■ What you have to do: Go through the listing below and repeat it exactly, dropping the pictures.

• • • • •

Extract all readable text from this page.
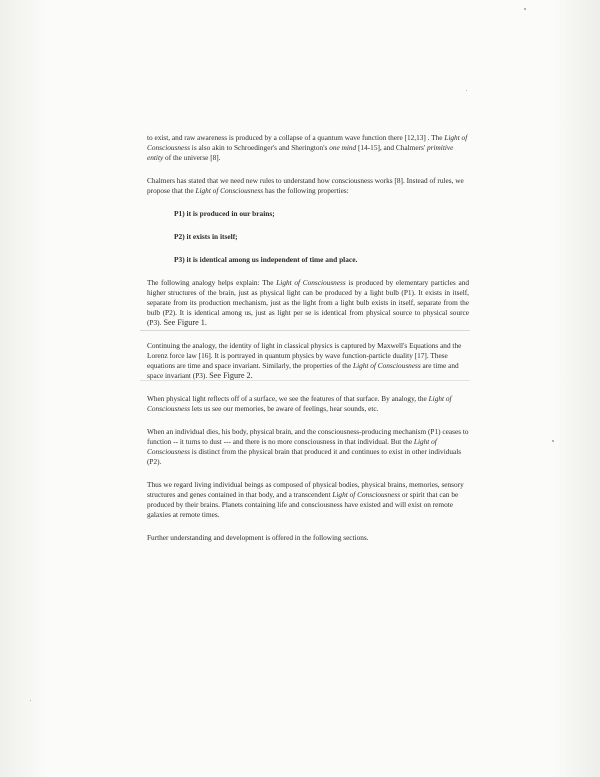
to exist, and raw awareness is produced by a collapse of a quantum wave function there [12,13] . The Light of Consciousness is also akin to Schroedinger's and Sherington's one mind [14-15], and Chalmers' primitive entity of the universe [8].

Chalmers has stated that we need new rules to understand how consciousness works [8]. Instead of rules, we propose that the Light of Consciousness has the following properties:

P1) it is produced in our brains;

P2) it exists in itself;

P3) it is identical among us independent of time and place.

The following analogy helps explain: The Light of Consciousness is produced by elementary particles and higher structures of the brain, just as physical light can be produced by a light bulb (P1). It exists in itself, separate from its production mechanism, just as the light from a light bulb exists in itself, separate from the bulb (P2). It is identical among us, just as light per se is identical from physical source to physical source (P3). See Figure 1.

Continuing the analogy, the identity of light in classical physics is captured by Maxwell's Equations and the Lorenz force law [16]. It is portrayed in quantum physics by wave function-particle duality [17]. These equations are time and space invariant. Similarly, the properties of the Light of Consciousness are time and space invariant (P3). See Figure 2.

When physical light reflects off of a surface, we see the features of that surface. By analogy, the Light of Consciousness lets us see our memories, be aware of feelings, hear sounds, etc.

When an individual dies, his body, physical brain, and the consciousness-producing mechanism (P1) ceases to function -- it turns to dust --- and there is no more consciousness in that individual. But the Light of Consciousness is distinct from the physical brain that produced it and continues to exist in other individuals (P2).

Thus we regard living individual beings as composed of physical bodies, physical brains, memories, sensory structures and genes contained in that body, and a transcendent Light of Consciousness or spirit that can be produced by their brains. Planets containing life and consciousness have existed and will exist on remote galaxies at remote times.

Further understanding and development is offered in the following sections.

• • • • •

■ Problem solution:
Extract all readable text from this page.
to exist, and raw awareness is produced by a collapse of a quantum wave function there [12,13] . The Light of Consciousness is also akin to Schroedinger's and Sherington's one mind [14-15], and Chalmers' primitive entity of the universe [8].

Chalmers has stated that we need new rules to understand how consciousness works [8]. Instead of rules, we propose that the Light of Consciousness has the following properties:

P1) it is produced in our brains;

P2) it exists in itself;

P3) it is identical among us independent of time and place.

The following analogy helps explain: The Light of Consciousness is produced by elementary particles and higher structures of the brain, just as physical light can be produced by a light bulb (P1). It exists in itself, separate from its production mechanism, just as the light from a light bulb exists in itself, separate from the bulb (P2). It is identical among us, just as light per se is identical from physical source to physical source (P3). See Figure 1.

Continuing the analogy, the identity of light in classical physics is captured by Maxwell's Equations and the Lorenz force law [16]. It is portrayed in quantum physics by wave function-particle duality [17]. These equations are time and space invariant. Similarly, the properties of the Light of Consciousness are time and space invariant (P3). See Figure 2.

When physical light reflects off of a surface, we see the features of that surface. By analogy, the Light of Consciousness lets us see our memories, be aware of feelings, hear sounds, etc.

When an individual dies, his body, physical brain, and the consciousness-producing mechanism (P1) ceases to function -- it turns to dust --- and there is no more consciousness in that individual. But the Light of Consciousness is distinct from the physical brain that produced it and continues to exist in other individuals (P2).

Thus we regard living individual beings as composed of physical bodies, physical brains, memories, sensory structures and genes contained in that body, and a transcendent Light of Consciousness or spirit that can be produced by their brains. Planets containing life and consciousness have existed and will exist on remote galaxies at remote times.

Further understanding and development is offered in the following sections.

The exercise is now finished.